● **PROBLEM REQUIREMENTS**
Reproduce the records that follow in full, excluding any picture they contain.

● **SUPPLIED INFORMATION**
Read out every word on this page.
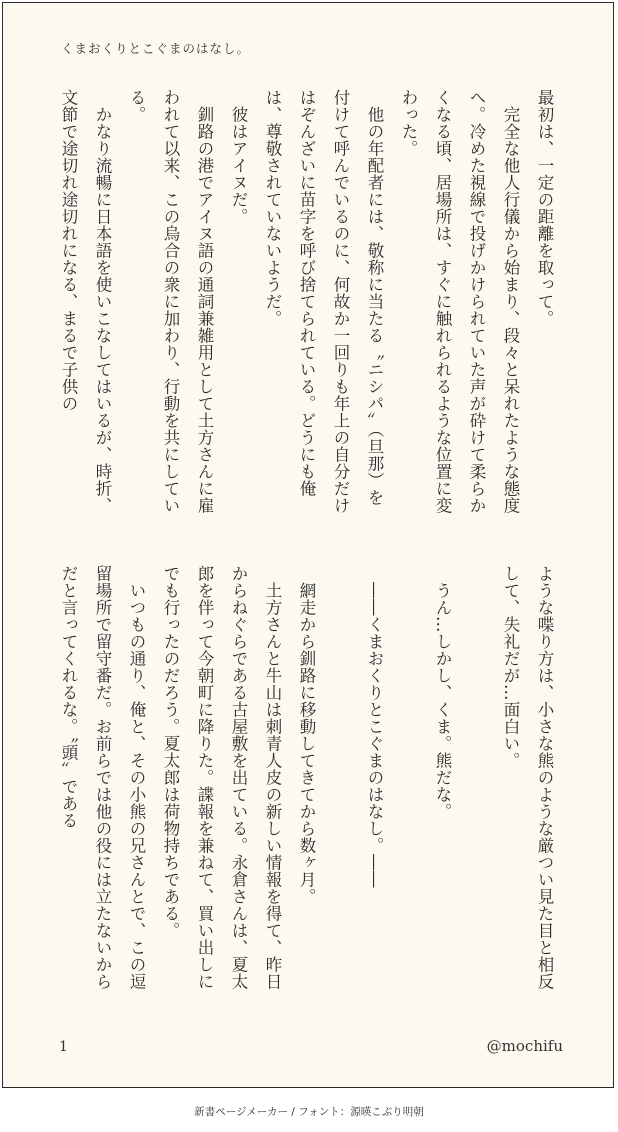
くまおくりとこぐまのはなし。

最初は、一定の距離を取って。

完全な他人行儀から始まり、段々と呆れたような態度へ。冷めた視線で投げかけられていた声が砕けて柔らかくなる頃、居場所は、すぐに触れられるような位置に変わった。

他の年配者には、敬称に当たる〝ニシパ〟（旦那）を付けて呼んでいるのに、何故か一回りも年上の自分だけはぞんざいに苗字を呼び捨てられている。どうにも俺は、尊敬されていないようだ。

彼はアイヌだ。

釧路の港でアイヌ語の通詞兼雑用として土方さんに雇われて以来、この烏合の衆に加わり、行動を共にしている。

かなり流暢に日本語を使いこなしてはいるが、時折、文節で途切れ途切れになる、まるで子供の

ような喋り方は、小さな熊のような厳つい見た目と相反して、失礼だが…面白い。

うん…しかし、くま。熊だな。

――くまおくりとこぐまのはなし。――

網走から釧路に移動してきてから数ヶ月。

土方さんと牛山は刺青人皮の新しい情報を得て、昨日からねぐらである古屋敷を出ている。永倉さんは、夏太郎を伴って今朝町に降りた。諜報を兼ねて、買い出しにでも行ったのだろう。夏太郎は荷物持ちである。

いつもの通り、俺と、その小熊の兄さんとで、この逗留場所で留守番だ。お前らでは他の役には立たないからだと言ってくれるな。〝頭〟である

1	@mochifu
新書ページメーカー / フォント：源暎こぶり明朝
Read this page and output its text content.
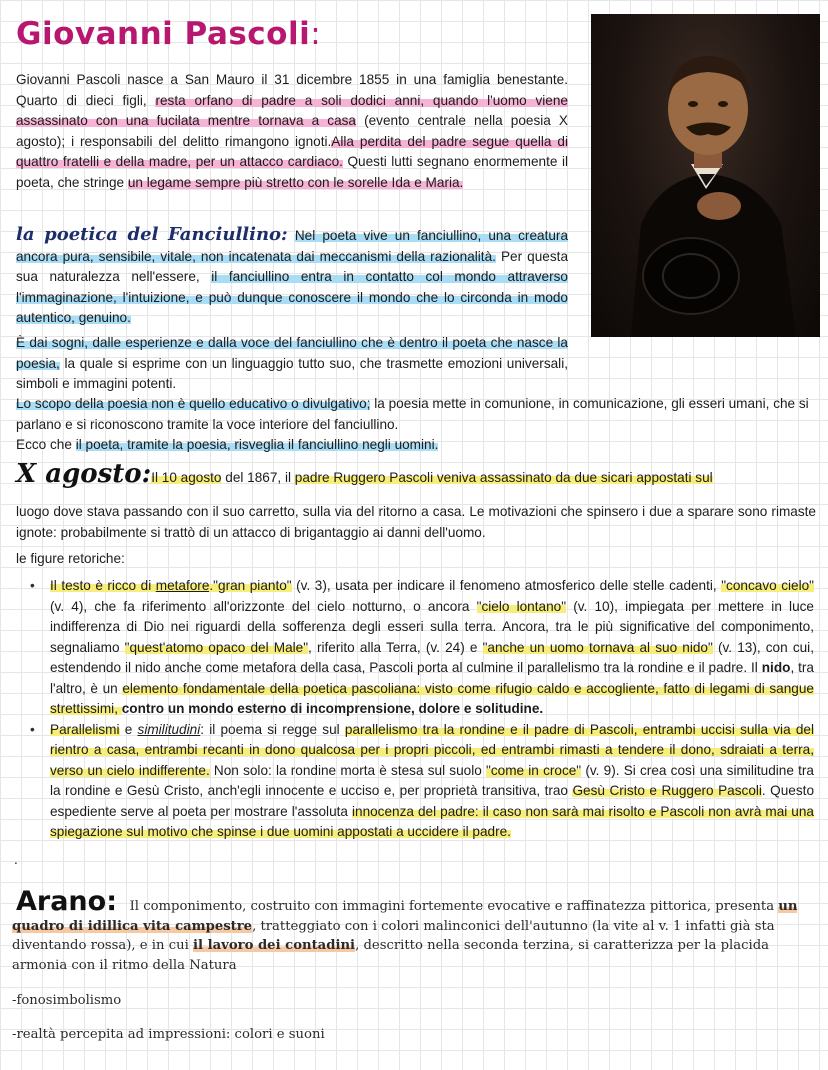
Giovanni Pascoli:
Giovanni Pascoli nasce a San Mauro il 31 dicembre 1855 in una famiglia benestante. Quarto di dieci figli, resta orfano di padre a soli dodici anni, quando l'uomo viene assassinato con una fucilata mentre tornava a casa (evento centrale nella poesia X agosto); i responsabili del delitto rimangono ignoti.Alla perdita del padre segue quella di quattro fratelli e della madre, per un attacco cardiaco. Questi lutti segnano enormemente il poeta, che stringe un legame sempre più stretto con le sorelle Ida e Maria.
la poetica del Fanciullino: Nel poeta vive un fanciullino, una creatura ancora pura, sensibile, vitale, non incatenata dai meccanismi della razionalità. Per questa sua naturalezza nell'essere, il fanciullino entra in contatto col mondo attraverso l'immaginazione, l'intuizione, e può dunque conoscere il mondo che lo circonda in modo autentico, genuino.
È dai sogni, dalle esperienze e dalla voce del fanciullino che è dentro il poeta che nasce la poesia, la quale si esprime con un linguaggio tutto suo, che trasmette emozioni universali, simboli e immagini potenti.
Lo scopo della poesia non è quello educativo o divulgativo; la poesia mette in comunione, in comunicazione, gli esseri umani, che si parlano e si riconoscono tramite la voce interiore del fanciullino.
Ecco che il poeta, tramite la poesia, risveglia il fanciullino negli uomini.
X agosto:Il 10 agosto del 1867, il padre Ruggero Pascoli veniva assassinato da due sicari appostati sul
luogo dove stava passando con il suo carretto, sulla via del ritorno a casa. Le motivazioni che spinsero i due a sparare sono rimaste ignote: probabilmente si trattò di un attacco di brigantaggio ai danni dell'uomo.
le figure retoriche:
• Il testo è ricco di metafore."gran pianto" (v. 3), usata per indicare il fenomeno atmosferico delle stelle cadenti, "concavo cielo" (v. 4), che fa riferimento all'orizzonte del cielo notturno, o ancora "cielo lontano" (v. 10), impiegata per mettere in luce indifferenza di Dio nei riguardi della sofferenza degli esseri sulla terra. Ancora, tra le più significative del componimento, segnaliamo "quest'atomo opaco del Male", riferito alla Terra, (v. 24) e "anche un uomo tornava al suo nido" (v. 13), con cui, estendendo il nido anche come metafora della casa, Pascoli porta al culmine il parallelismo tra la rondine e il padre. Il nido, tra l'altro, è un elemento fondamentale della poetica pascoliana: visto come rifugio caldo e accogliente, fatto di legami di sangue strettissimi, contro un mondo esterno di incomprensione, dolore e solitudine.
• Parallelismi e similitudini: il poema si regge sul parallelismo tra la rondine e il padre di Pascoli, entrambi uccisi sulla via del rientro a casa, entrambi recanti in dono qualcosa per i propri piccoli, ed entrambi rimasti a tendere il dono, sdraiati a terra, verso un cielo indifferente. Non solo: la rondine morta è stesa sul suolo "come in croce" (v. 9). Si crea così una similitudine tra la rondine e Gesù Cristo, anch'egli innocente e ucciso e, per proprietà transitiva, trao Gesù Cristo e Ruggero Pascoli. Questo espediente serve al poeta per mostrare l'assoluta innocenza del padre: il caso non sarà mai risolto e Pascoli non avrà mai una spiegazione sul motivo che spinse i due uomini appostati a uccidere il padre.
.
Arano: Il componimento, costruito con immagini fortemente evocative e raffinatezza pittorica, presenta un quadro di idillica vita campestre, tratteggiato con i colori malinconici dell'autunno (la vite al v. 1 infatti già sta diventando rossa), e in cui il lavoro dei contadini, descritto nella seconda terzina, si caratterizza per la placida armonia con il ritmo della Natura
-fonosimbolismo
-realtà percepita ad impressioni: colori e suoni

● **EXERCISE OUTPUT**
Read out every word on this page.
くまおくりとこぐまのはなし。

最初は、一定の距離を取って。

完全な他人行儀から始まり、段々と呆れたような態度へ。冷めた視線で投げかけられていた声が砕けて柔らかくなる頃、居場所は、すぐに触れられるような位置に変わった。

他の年配者には、敬称に当たる〝ニシパ〟（旦那）を付けて呼んでいるのに、何故か一回りも年上の自分だけはぞんざいに苗字を呼び捨てられている。どうにも俺は、尊敬されていないようだ。

彼はアイヌだ。

釧路の港でアイヌ語の通詞兼雑用として土方さんに雇われて以来、この烏合の衆に加わり、行動を共にしている。

かなり流暢に日本語を使いこなしてはいるが、時折、文節で途切れ途切れになる、まるで子供の

ような喋り方は、小さな熊のような厳つい見た目と相反して、失礼だが…面白い。

うん…しかし、くま。熊だな。

――くまおくりとこぐまのはなし。――

網走から釧路に移動してきてから数ヶ月。

土方さんと牛山は刺青人皮の新しい情報を得て、昨日からねぐらである古屋敷を出ている。永倉さんは、夏太郎を伴って今朝町に降りた。諜報を兼ねて、買い出しにでも行ったのだろう。夏太郎は荷物持ちである。

いつもの通り、俺と、その小熊の兄さんとで、この逗留場所で留守番だ。お前らでは他の役には立たないからだと言ってくれるな。〝頭〟である

1	@mochifu
新書ページメーカー / フォント：源暎こぶり明朝
Read this page and output its text content.
Giovanni Pascoli:
Giovanni Pascoli nasce a San Mauro il 31 dicembre 1855 in una famiglia benestante. Quarto di dieci figli, resta orfano di padre a soli dodici anni, quando l'uomo viene assassinato con una fucilata mentre tornava a casa (evento centrale nella poesia X agosto); i responsabili del delitto rimangono ignoti.Alla perdita del padre segue quella di quattro fratelli e della madre, per un attacco cardiaco. Questi lutti segnano enormemente il poeta, che stringe un legame sempre più stretto con le sorelle Ida e Maria.
la poetica del Fanciullino: Nel poeta vive un fanciullino, una creatura ancora pura, sensibile, vitale, non incatenata dai meccanismi della razionalità. Per questa sua naturalezza nell'essere, il fanciullino entra in contatto col mondo attraverso l'immaginazione, l'intuizione, e può dunque conoscere il mondo che lo circonda in modo autentico, genuino.
È dai sogni, dalle esperienze e dalla voce del fanciullino che è dentro il poeta che nasce la poesia, la quale si esprime con un linguaggio tutto suo, che trasmette emozioni universali, simboli e immagini potenti.
Lo scopo della poesia non è quello educativo o divulgativo; la poesia mette in comunione, in comunicazione, gli esseri umani, che si parlano e si riconoscono tramite la voce interiore del fanciullino.
Ecco che il poeta, tramite la poesia, risveglia il fanciullino negli uomini.
X agosto:Il 10 agosto del 1867, il padre Ruggero Pascoli veniva assassinato da due sicari appostati sul
luogo dove stava passando con il suo carretto, sulla via del ritorno a casa. Le motivazioni che spinsero i due a sparare sono rimaste ignote: probabilmente si trattò di un attacco di brigantaggio ai danni dell'uomo.
le figure retoriche:
• Il testo è ricco di metafore."gran pianto" (v. 3), usata per indicare il fenomeno atmosferico delle stelle cadenti, "concavo cielo" (v. 4), che fa riferimento all'orizzonte del cielo notturno, o ancora "cielo lontano" (v. 10), impiegata per mettere in luce indifferenza di Dio nei riguardi della sofferenza degli esseri sulla terra. Ancora, tra le più significative del componimento, segnaliamo "quest'atomo opaco del Male", riferito alla Terra, (v. 24) e "anche un uomo tornava al suo nido" (v. 13), con cui, estendendo il nido anche come metafora della casa, Pascoli porta al culmine il parallelismo tra la rondine e il padre. Il nido, tra l'altro, è un elemento fondamentale della poetica pascoliana: visto come rifugio caldo e accogliente, fatto di legami di sangue strettissimi, contro un mondo esterno di incomprensione, dolore e solitudine.
• Parallelismi e similitudini: il poema si regge sul parallelismo tra la rondine e il padre di Pascoli, entrambi uccisi sulla via del rientro a casa, entrambi recanti in dono qualcosa per i propri piccoli, ed entrambi rimasti a tendere il dono, sdraiati a terra, verso un cielo indifferente. Non solo: la rondine morta è stesa sul suolo "come in croce" (v. 9). Si crea così una similitudine tra la rondine e Gesù Cristo, anch'egli innocente e ucciso e, per proprietà transitiva, trao Gesù Cristo e Ruggero Pascoli. Questo espediente serve al poeta per mostrare l'assoluta innocenza del padre: il caso non sarà mai risolto e Pascoli non avrà mai una spiegazione sul motivo che spinse i due uomini appostati a uccidere il padre.
.
Arano: Il componimento, costruito con immagini fortemente evocative e raffinatezza pittorica, presenta un quadro di idillica vita campestre, tratteggiato con i colori malinconici dell'autunno (la vite al v. 1 infatti già sta diventando rossa), e in cui il lavoro dei contadini, descritto nella seconda terzina, si caratterizza per la placida armonia con il ritmo della Natura
-fonosimbolismo
-realtà percepita ad impressioni: colori e suoni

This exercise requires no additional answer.